Work instructions:
In the copy, include every entry exactly but none of the pictures.

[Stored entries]
········

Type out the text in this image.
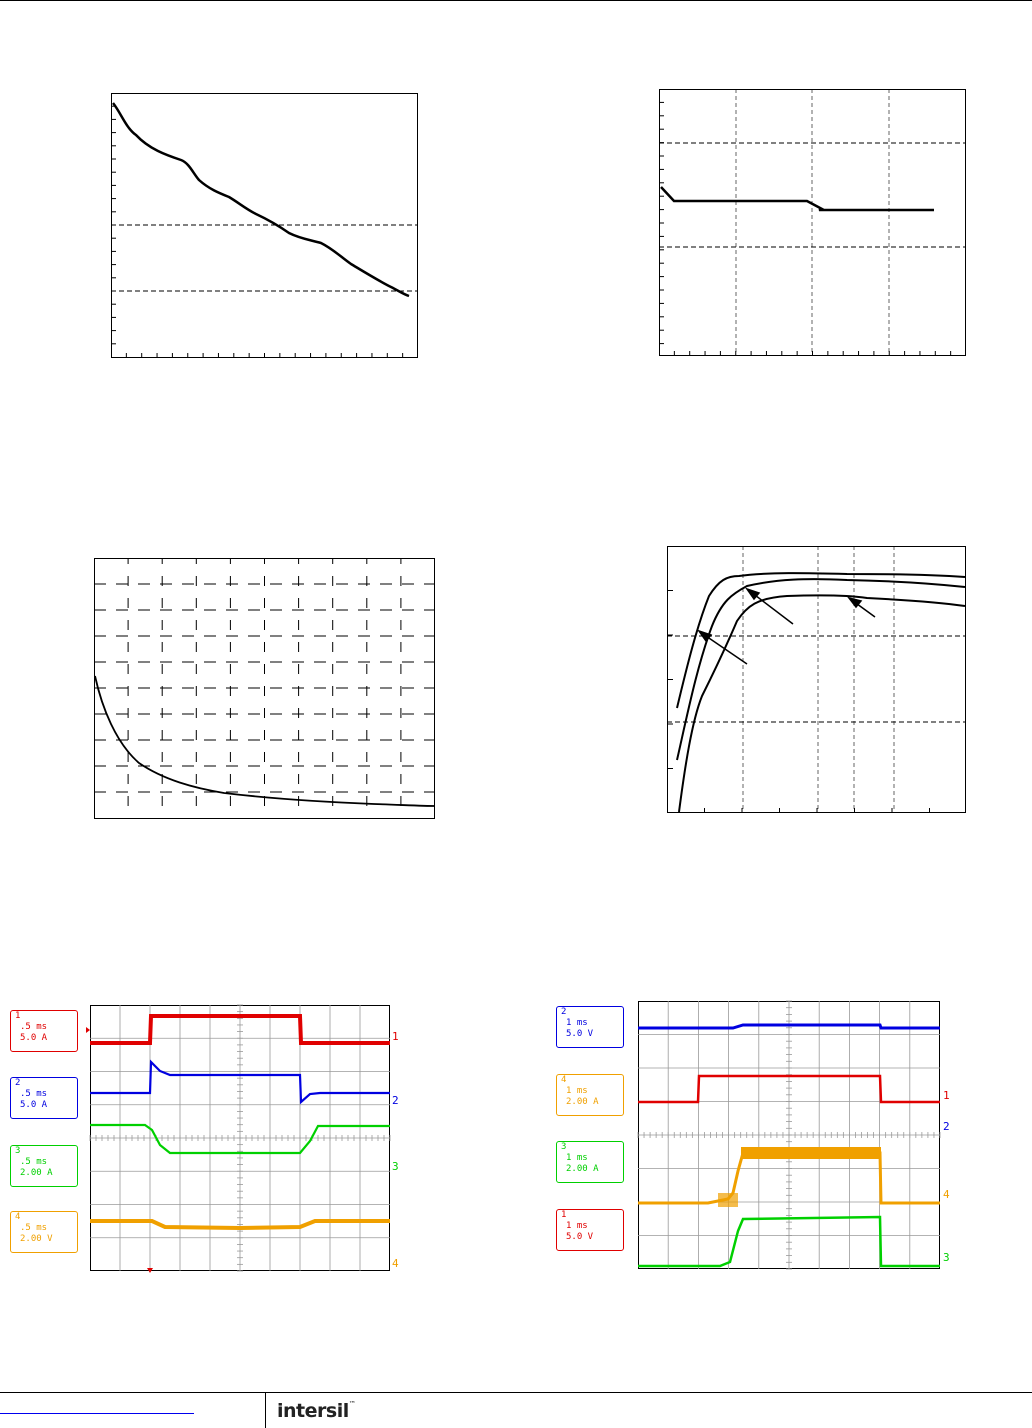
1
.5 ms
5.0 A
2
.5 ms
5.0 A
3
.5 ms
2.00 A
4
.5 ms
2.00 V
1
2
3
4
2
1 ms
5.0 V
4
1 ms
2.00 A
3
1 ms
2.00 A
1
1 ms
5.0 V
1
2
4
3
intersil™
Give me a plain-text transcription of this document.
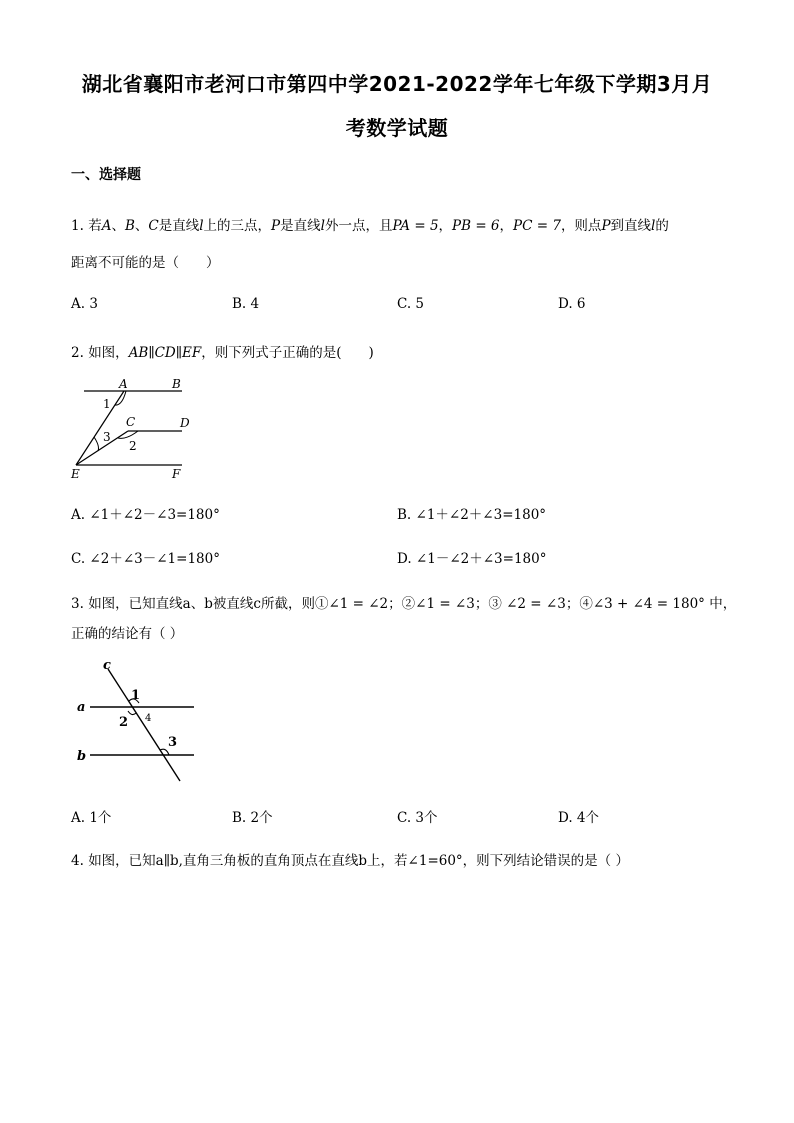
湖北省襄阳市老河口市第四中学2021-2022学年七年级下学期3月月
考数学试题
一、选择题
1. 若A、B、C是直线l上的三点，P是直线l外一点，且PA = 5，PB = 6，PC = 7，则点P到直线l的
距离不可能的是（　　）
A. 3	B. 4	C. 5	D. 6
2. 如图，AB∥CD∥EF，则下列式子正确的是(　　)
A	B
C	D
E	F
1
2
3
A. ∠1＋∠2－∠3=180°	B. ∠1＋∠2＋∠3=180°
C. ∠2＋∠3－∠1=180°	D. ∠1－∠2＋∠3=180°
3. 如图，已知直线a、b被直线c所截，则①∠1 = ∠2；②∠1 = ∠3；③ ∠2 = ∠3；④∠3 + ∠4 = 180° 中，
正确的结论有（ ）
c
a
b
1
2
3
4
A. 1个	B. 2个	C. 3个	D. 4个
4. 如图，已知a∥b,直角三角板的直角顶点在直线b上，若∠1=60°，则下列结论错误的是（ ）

········

Written answer:
Type out the text in this image.
1
.5 ms
5.0 A
2
.5 ms
5.0 A
3
.5 ms
2.00 A
4
.5 ms
2.00 V
1
2
3
4
2
1 ms
5.0 V
4
1 ms
2.00 A
3
1 ms
2.00 A
1
1 ms
5.0 V
1
2
4
3
intersil™
Give me a plain-text transcription of this document.
湖北省襄阳市老河口市第四中学2021-2022学年七年级下学期3月月
考数学试题
一、选择题
1. 若A、B、C是直线l上的三点，P是直线l外一点，且PA = 5，PB = 6，PC = 7，则点P到直线l的
距离不可能的是（　　）
A. 3	B. 4	C. 5	D. 6
2. 如图，AB∥CD∥EF，则下列式子正确的是(　　)
A	B
C	D
E	F
1
2
3
A. ∠1＋∠2－∠3=180°	B. ∠1＋∠2＋∠3=180°
C. ∠2＋∠3－∠1=180°	D. ∠1－∠2＋∠3=180°
3. 如图，已知直线a、b被直线c所截，则①∠1 = ∠2；②∠1 = ∠3；③ ∠2 = ∠3；④∠3 + ∠4 = 180° 中，
正确的结论有（ ）
c
a
b
1
2
3
4
A. 1个	B. 2个	C. 3个	D. 4个
4. 如图，已知a∥b,直角三角板的直角顶点在直线b上，若∠1=60°，则下列结论错误的是（ ）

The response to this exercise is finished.